SET TASK
Set down the material below word for word, excluding the pictures.

RECORDS TO PROCESS

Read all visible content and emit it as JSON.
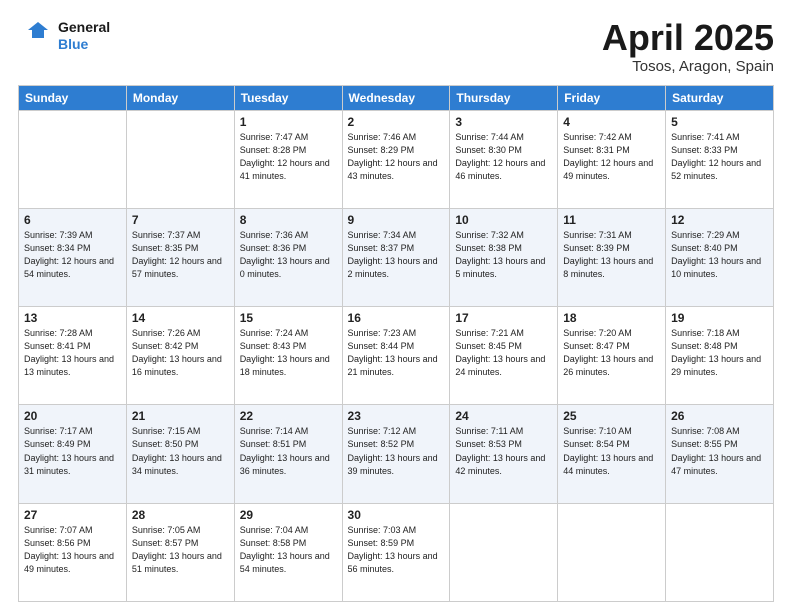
{
  "header": {
    "logo_line1": "General",
    "logo_line2": "Blue",
    "main_title": "April 2025",
    "subtitle": "Tosos, Aragon, Spain"
  },
  "weekdays": [
    "Sunday",
    "Monday",
    "Tuesday",
    "Wednesday",
    "Thursday",
    "Friday",
    "Saturday"
  ],
  "rows": [
    [
      {
        "day": "",
        "info": ""
      },
      {
        "day": "",
        "info": ""
      },
      {
        "day": "1",
        "info": "Sunrise: 7:47 AM\nSunset: 8:28 PM\nDaylight: 12 hours and 41 minutes."
      },
      {
        "day": "2",
        "info": "Sunrise: 7:46 AM\nSunset: 8:29 PM\nDaylight: 12 hours and 43 minutes."
      },
      {
        "day": "3",
        "info": "Sunrise: 7:44 AM\nSunset: 8:30 PM\nDaylight: 12 hours and 46 minutes."
      },
      {
        "day": "4",
        "info": "Sunrise: 7:42 AM\nSunset: 8:31 PM\nDaylight: 12 hours and 49 minutes."
      },
      {
        "day": "5",
        "info": "Sunrise: 7:41 AM\nSunset: 8:33 PM\nDaylight: 12 hours and 52 minutes."
      }
    ],
    [
      {
        "day": "6",
        "info": "Sunrise: 7:39 AM\nSunset: 8:34 PM\nDaylight: 12 hours and 54 minutes."
      },
      {
        "day": "7",
        "info": "Sunrise: 7:37 AM\nSunset: 8:35 PM\nDaylight: 12 hours and 57 minutes."
      },
      {
        "day": "8",
        "info": "Sunrise: 7:36 AM\nSunset: 8:36 PM\nDaylight: 13 hours and 0 minutes."
      },
      {
        "day": "9",
        "info": "Sunrise: 7:34 AM\nSunset: 8:37 PM\nDaylight: 13 hours and 2 minutes."
      },
      {
        "day": "10",
        "info": "Sunrise: 7:32 AM\nSunset: 8:38 PM\nDaylight: 13 hours and 5 minutes."
      },
      {
        "day": "11",
        "info": "Sunrise: 7:31 AM\nSunset: 8:39 PM\nDaylight: 13 hours and 8 minutes."
      },
      {
        "day": "12",
        "info": "Sunrise: 7:29 AM\nSunset: 8:40 PM\nDaylight: 13 hours and 10 minutes."
      }
    ],
    [
      {
        "day": "13",
        "info": "Sunrise: 7:28 AM\nSunset: 8:41 PM\nDaylight: 13 hours and 13 minutes."
      },
      {
        "day": "14",
        "info": "Sunrise: 7:26 AM\nSunset: 8:42 PM\nDaylight: 13 hours and 16 minutes."
      },
      {
        "day": "15",
        "info": "Sunrise: 7:24 AM\nSunset: 8:43 PM\nDaylight: 13 hours and 18 minutes."
      },
      {
        "day": "16",
        "info": "Sunrise: 7:23 AM\nSunset: 8:44 PM\nDaylight: 13 hours and 21 minutes."
      },
      {
        "day": "17",
        "info": "Sunrise: 7:21 AM\nSunset: 8:45 PM\nDaylight: 13 hours and 24 minutes."
      },
      {
        "day": "18",
        "info": "Sunrise: 7:20 AM\nSunset: 8:47 PM\nDaylight: 13 hours and 26 minutes."
      },
      {
        "day": "19",
        "info": "Sunrise: 7:18 AM\nSunset: 8:48 PM\nDaylight: 13 hours and 29 minutes."
      }
    ],
    [
      {
        "day": "20",
        "info": "Sunrise: 7:17 AM\nSunset: 8:49 PM\nDaylight: 13 hours and 31 minutes."
      },
      {
        "day": "21",
        "info": "Sunrise: 7:15 AM\nSunset: 8:50 PM\nDaylight: 13 hours and 34 minutes."
      },
      {
        "day": "22",
        "info": "Sunrise: 7:14 AM\nSunset: 8:51 PM\nDaylight: 13 hours and 36 minutes."
      },
      {
        "day": "23",
        "info": "Sunrise: 7:12 AM\nSunset: 8:52 PM\nDaylight: 13 hours and 39 minutes."
      },
      {
        "day": "24",
        "info": "Sunrise: 7:11 AM\nSunset: 8:53 PM\nDaylight: 13 hours and 42 minutes."
      },
      {
        "day": "25",
        "info": "Sunrise: 7:10 AM\nSunset: 8:54 PM\nDaylight: 13 hours and 44 minutes."
      },
      {
        "day": "26",
        "info": "Sunrise: 7:08 AM\nSunset: 8:55 PM\nDaylight: 13 hours and 47 minutes."
      }
    ],
    [
      {
        "day": "27",
        "info": "Sunrise: 7:07 AM\nSunset: 8:56 PM\nDaylight: 13 hours and 49 minutes."
      },
      {
        "day": "28",
        "info": "Sunrise: 7:05 AM\nSunset: 8:57 PM\nDaylight: 13 hours and 51 minutes."
      },
      {
        "day": "29",
        "info": "Sunrise: 7:04 AM\nSunset: 8:58 PM\nDaylight: 13 hours and 54 minutes."
      },
      {
        "day": "30",
        "info": "Sunrise: 7:03 AM\nSunset: 8:59 PM\nDaylight: 13 hours and 56 minutes."
      },
      {
        "day": "",
        "info": ""
      },
      {
        "day": "",
        "info": ""
      },
      {
        "day": "",
        "info": ""
      }
    ]
  ]
}
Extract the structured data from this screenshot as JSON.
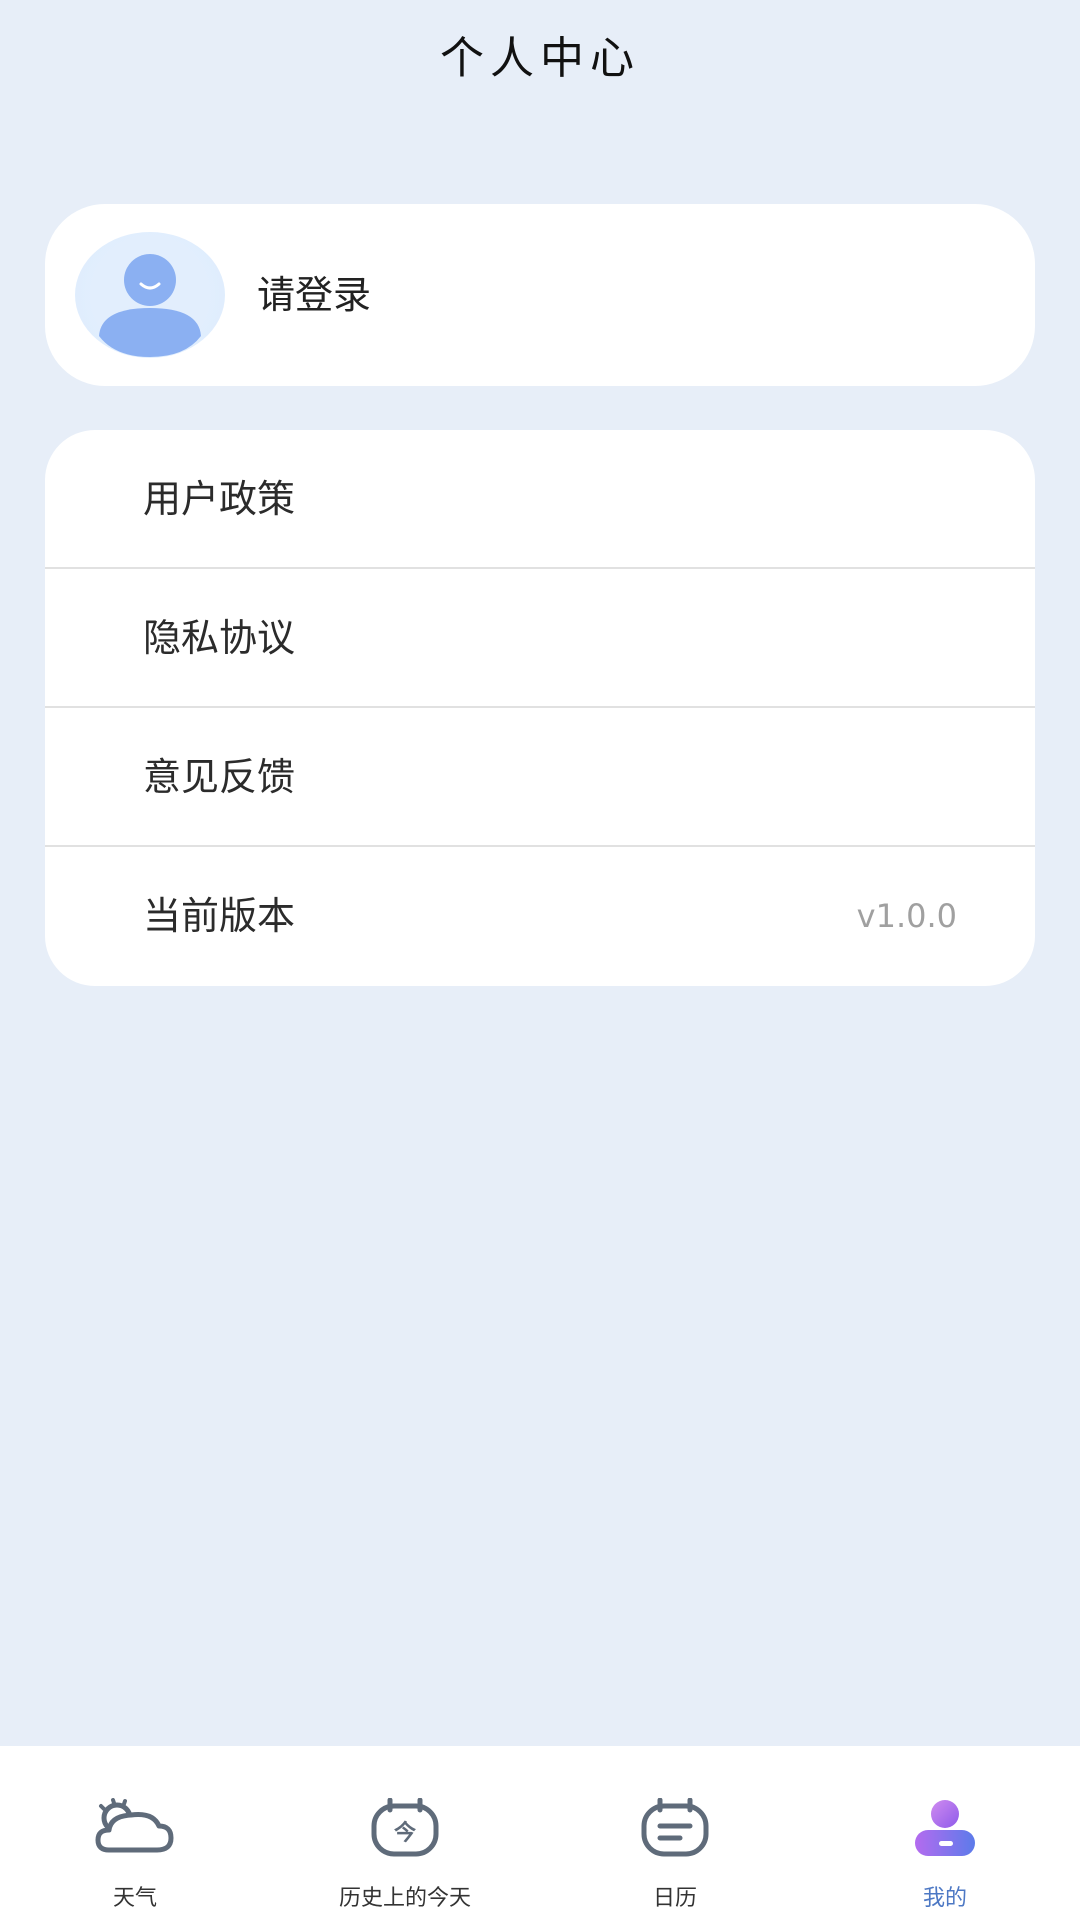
{
  "header": {
    "title": "个人中心"
  },
  "login": {
    "prompt": "请登录"
  },
  "menu": [
    {
      "label": "用户政策",
      "value": ""
    },
    {
      "label": "隐私协议",
      "value": ""
    },
    {
      "label": "意见反馈",
      "value": ""
    },
    {
      "label": "当前版本",
      "value": "v1.0.0"
    }
  ],
  "tabbar": {
    "items": [
      {
        "label": "天气",
        "icon": "weather-cloud-icon",
        "active": false
      },
      {
        "label": "历史上的今天",
        "icon": "today-calendar-icon",
        "active": false
      },
      {
        "label": "日历",
        "icon": "calendar-icon",
        "active": false
      },
      {
        "label": "我的",
        "icon": "profile-icon",
        "active": true
      }
    ],
    "active_color": "#4D78C4",
    "inactive_color": "#333333"
  }
}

RIGHT ANSWER
Read all visible content and emit it as JSON.
{
  "header": {
    "logo_line1": "General",
    "logo_line2": "Blue",
    "main_title": "April 2025",
    "subtitle": "Tosos, Aragon, Spain"
  },
  "weekdays": [
    "Sunday",
    "Monday",
    "Tuesday",
    "Wednesday",
    "Thursday",
    "Friday",
    "Saturday"
  ],
  "rows": [
    [
      {
        "day": "",
        "info": ""
      },
      {
        "day": "",
        "info": ""
      },
      {
        "day": "1",
        "info": "Sunrise: 7:47 AM\nSunset: 8:28 PM\nDaylight: 12 hours and 41 minutes."
      },
      {
        "day": "2",
        "info": "Sunrise: 7:46 AM\nSunset: 8:29 PM\nDaylight: 12 hours and 43 minutes."
      },
      {
        "day": "3",
        "info": "Sunrise: 7:44 AM\nSunset: 8:30 PM\nDaylight: 12 hours and 46 minutes."
      },
      {
        "day": "4",
        "info": "Sunrise: 7:42 AM\nSunset: 8:31 PM\nDaylight: 12 hours and 49 minutes."
      },
      {
        "day": "5",
        "info": "Sunrise: 7:41 AM\nSunset: 8:33 PM\nDaylight: 12 hours and 52 minutes."
      }
    ],
    [
      {
        "day": "6",
        "info": "Sunrise: 7:39 AM\nSunset: 8:34 PM\nDaylight: 12 hours and 54 minutes."
      },
      {
        "day": "7",
        "info": "Sunrise: 7:37 AM\nSunset: 8:35 PM\nDaylight: 12 hours and 57 minutes."
      },
      {
        "day": "8",
        "info": "Sunrise: 7:36 AM\nSunset: 8:36 PM\nDaylight: 13 hours and 0 minutes."
      },
      {
        "day": "9",
        "info": "Sunrise: 7:34 AM\nSunset: 8:37 PM\nDaylight: 13 hours and 2 minutes."
      },
      {
        "day": "10",
        "info": "Sunrise: 7:32 AM\nSunset: 8:38 PM\nDaylight: 13 hours and 5 minutes."
      },
      {
        "day": "11",
        "info": "Sunrise: 7:31 AM\nSunset: 8:39 PM\nDaylight: 13 hours and 8 minutes."
      },
      {
        "day": "12",
        "info": "Sunrise: 7:29 AM\nSunset: 8:40 PM\nDaylight: 13 hours and 10 minutes."
      }
    ],
    [
      {
        "day": "13",
        "info": "Sunrise: 7:28 AM\nSunset: 8:41 PM\nDaylight: 13 hours and 13 minutes."
      },
      {
        "day": "14",
        "info": "Sunrise: 7:26 AM\nSunset: 8:42 PM\nDaylight: 13 hours and 16 minutes."
      },
      {
        "day": "15",
        "info": "Sunrise: 7:24 AM\nSunset: 8:43 PM\nDaylight: 13 hours and 18 minutes."
      },
      {
        "day": "16",
        "info": "Sunrise: 7:23 AM\nSunset: 8:44 PM\nDaylight: 13 hours and 21 minutes."
      },
      {
        "day": "17",
        "info": "Sunrise: 7:21 AM\nSunset: 8:45 PM\nDaylight: 13 hours and 24 minutes."
      },
      {
        "day": "18",
        "info": "Sunrise: 7:20 AM\nSunset: 8:47 PM\nDaylight: 13 hours and 26 minutes."
      },
      {
        "day": "19",
        "info": "Sunrise: 7:18 AM\nSunset: 8:48 PM\nDaylight: 13 hours and 29 minutes."
      }
    ],
    [
      {
        "day": "20",
        "info": "Sunrise: 7:17 AM\nSunset: 8:49 PM\nDaylight: 13 hours and 31 minutes."
      },
      {
        "day": "21",
        "info": "Sunrise: 7:15 AM\nSunset: 8:50 PM\nDaylight: 13 hours and 34 minutes."
      },
      {
        "day": "22",
        "info": "Sunrise: 7:14 AM\nSunset: 8:51 PM\nDaylight: 13 hours and 36 minutes."
      },
      {
        "day": "23",
        "info": "Sunrise: 7:12 AM\nSunset: 8:52 PM\nDaylight: 13 hours and 39 minutes."
      },
      {
        "day": "24",
        "info": "Sunrise: 7:11 AM\nSunset: 8:53 PM\nDaylight: 13 hours and 42 minutes."
      },
      {
        "day": "25",
        "info": "Sunrise: 7:10 AM\nSunset: 8:54 PM\nDaylight: 13 hours and 44 minutes."
      },
      {
        "day": "26",
        "info": "Sunrise: 7:08 AM\nSunset: 8:55 PM\nDaylight: 13 hours and 47 minutes."
      }
    ],
    [
      {
        "day": "27",
        "info": "Sunrise: 7:07 AM\nSunset: 8:56 PM\nDaylight: 13 hours and 49 minutes."
      },
      {
        "day": "28",
        "info": "Sunrise: 7:05 AM\nSunset: 8:57 PM\nDaylight: 13 hours and 51 minutes."
      },
      {
        "day": "29",
        "info": "Sunrise: 7:04 AM\nSunset: 8:58 PM\nDaylight: 13 hours and 54 minutes."
      },
      {
        "day": "30",
        "info": "Sunrise: 7:03 AM\nSunset: 8:59 PM\nDaylight: 13 hours and 56 minutes."
      },
      {
        "day": "",
        "info": ""
      },
      {
        "day": "",
        "info": ""
      },
      {
        "day": "",
        "info": ""
      }
    ]
  ]
}
Extract the structured data from this screenshot as JSON.
{
  "header": {
    "title": "个人中心"
  },
  "login": {
    "prompt": "请登录"
  },
  "menu": [
    {
      "label": "用户政策",
      "value": ""
    },
    {
      "label": "隐私协议",
      "value": ""
    },
    {
      "label": "意见反馈",
      "value": ""
    },
    {
      "label": "当前版本",
      "value": "v1.0.0"
    }
  ],
  "tabbar": {
    "items": [
      {
        "label": "天气",
        "icon": "weather-cloud-icon",
        "active": false
      },
      {
        "label": "历史上的今天",
        "icon": "today-calendar-icon",
        "active": false
      },
      {
        "label": "日历",
        "icon": "calendar-icon",
        "active": false
      },
      {
        "label": "我的",
        "icon": "profile-icon",
        "active": true
      }
    ],
    "active_color": "#4D78C4",
    "inactive_color": "#333333"
  }
}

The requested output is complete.